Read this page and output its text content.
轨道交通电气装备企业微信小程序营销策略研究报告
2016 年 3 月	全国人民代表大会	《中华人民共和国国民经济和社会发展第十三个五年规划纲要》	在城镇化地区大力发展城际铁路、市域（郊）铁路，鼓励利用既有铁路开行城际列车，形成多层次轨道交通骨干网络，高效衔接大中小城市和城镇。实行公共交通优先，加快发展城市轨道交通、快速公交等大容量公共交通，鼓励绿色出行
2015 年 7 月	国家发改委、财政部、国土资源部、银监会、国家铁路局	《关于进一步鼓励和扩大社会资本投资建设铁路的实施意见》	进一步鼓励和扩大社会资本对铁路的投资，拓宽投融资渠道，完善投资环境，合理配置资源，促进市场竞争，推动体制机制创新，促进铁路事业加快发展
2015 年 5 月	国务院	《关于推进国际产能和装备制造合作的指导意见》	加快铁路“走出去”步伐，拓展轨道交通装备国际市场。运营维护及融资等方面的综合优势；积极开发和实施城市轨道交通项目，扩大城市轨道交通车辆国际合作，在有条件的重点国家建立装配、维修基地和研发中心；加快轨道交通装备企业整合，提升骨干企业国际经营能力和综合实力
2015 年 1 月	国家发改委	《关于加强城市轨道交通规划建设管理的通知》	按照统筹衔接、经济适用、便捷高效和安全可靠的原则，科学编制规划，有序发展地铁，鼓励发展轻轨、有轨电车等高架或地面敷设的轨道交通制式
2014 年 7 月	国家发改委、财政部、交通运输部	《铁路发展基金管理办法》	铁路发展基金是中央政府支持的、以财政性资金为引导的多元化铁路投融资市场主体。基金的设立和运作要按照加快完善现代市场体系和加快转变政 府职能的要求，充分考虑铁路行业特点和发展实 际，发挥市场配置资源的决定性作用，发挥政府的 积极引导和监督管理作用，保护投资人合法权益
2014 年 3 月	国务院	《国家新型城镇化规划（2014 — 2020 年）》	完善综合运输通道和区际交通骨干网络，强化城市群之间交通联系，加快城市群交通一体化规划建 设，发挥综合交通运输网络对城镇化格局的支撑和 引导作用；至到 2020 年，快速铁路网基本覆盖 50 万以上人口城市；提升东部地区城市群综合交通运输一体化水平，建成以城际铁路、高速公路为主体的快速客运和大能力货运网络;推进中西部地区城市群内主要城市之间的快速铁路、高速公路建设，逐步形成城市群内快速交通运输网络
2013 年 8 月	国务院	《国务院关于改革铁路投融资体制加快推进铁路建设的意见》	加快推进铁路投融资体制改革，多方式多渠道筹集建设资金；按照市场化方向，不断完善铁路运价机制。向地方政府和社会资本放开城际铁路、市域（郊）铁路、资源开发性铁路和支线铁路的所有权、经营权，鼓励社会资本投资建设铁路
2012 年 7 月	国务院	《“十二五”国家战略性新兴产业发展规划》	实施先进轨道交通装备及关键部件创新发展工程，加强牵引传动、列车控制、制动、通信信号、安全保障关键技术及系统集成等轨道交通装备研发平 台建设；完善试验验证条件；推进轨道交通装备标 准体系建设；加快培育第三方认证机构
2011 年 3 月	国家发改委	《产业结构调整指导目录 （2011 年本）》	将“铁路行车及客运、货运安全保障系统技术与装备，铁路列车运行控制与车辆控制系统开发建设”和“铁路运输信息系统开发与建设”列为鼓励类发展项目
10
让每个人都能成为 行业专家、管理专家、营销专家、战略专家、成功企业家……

WRITTEN TASK
Report the number of lines of the listing above that hold the string "国家发改委", with no other text.

FINAL RESULT
4